DATA SECTION:
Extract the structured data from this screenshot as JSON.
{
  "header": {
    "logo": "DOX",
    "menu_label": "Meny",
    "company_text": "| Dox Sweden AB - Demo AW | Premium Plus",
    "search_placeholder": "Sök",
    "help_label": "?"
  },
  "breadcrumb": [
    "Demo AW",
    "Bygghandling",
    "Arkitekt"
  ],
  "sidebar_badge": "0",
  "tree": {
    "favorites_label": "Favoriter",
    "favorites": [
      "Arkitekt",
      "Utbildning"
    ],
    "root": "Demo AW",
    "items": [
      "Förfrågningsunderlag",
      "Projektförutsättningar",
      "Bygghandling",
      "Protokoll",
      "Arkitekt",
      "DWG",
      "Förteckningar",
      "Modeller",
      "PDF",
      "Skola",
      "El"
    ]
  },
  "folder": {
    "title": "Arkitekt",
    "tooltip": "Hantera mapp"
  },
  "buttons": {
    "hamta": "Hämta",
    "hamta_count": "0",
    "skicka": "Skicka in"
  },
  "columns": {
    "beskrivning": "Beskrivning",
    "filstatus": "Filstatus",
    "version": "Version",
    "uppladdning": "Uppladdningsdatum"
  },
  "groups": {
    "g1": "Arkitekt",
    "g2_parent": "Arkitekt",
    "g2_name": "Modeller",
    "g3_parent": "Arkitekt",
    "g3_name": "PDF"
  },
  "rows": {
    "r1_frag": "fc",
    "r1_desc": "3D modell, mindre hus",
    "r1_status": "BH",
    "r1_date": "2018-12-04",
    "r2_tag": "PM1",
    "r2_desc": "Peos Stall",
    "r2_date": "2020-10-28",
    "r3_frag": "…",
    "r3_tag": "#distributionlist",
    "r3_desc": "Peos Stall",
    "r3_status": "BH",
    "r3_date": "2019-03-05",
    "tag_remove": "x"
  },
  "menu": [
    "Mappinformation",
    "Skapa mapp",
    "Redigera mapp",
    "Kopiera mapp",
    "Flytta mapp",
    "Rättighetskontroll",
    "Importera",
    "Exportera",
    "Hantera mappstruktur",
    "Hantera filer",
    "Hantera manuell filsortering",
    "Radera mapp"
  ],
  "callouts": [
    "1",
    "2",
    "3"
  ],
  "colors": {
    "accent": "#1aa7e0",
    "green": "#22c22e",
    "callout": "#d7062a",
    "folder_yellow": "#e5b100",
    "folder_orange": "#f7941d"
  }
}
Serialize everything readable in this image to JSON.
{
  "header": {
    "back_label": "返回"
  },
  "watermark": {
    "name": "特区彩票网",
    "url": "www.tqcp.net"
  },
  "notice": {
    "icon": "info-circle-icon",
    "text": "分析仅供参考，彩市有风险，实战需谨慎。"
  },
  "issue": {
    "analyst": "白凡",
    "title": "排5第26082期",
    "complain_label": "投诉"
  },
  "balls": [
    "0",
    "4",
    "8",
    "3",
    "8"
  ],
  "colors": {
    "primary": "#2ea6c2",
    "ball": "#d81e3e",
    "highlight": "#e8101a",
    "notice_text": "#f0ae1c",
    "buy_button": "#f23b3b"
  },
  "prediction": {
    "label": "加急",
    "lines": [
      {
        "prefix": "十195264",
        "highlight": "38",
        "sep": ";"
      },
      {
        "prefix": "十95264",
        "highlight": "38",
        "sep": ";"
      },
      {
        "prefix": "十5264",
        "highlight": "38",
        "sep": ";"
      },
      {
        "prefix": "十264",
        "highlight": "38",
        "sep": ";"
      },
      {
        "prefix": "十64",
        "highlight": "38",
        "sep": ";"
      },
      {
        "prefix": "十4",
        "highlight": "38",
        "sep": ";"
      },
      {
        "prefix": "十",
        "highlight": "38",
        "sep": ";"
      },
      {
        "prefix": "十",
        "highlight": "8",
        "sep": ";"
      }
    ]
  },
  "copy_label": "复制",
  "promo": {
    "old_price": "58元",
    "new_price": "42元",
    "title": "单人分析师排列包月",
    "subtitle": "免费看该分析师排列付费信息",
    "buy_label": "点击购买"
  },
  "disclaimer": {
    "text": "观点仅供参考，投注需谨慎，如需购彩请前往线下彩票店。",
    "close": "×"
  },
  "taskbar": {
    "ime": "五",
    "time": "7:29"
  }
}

EXERCISE PROMPT: Extract every line above containing the word "Hantera".

ANSWER IN FULL:
    "tooltip": "Hantera mapp"
    "Hantera mappstruktur",
    "Hantera filer",
    "Hantera manuell filsortering",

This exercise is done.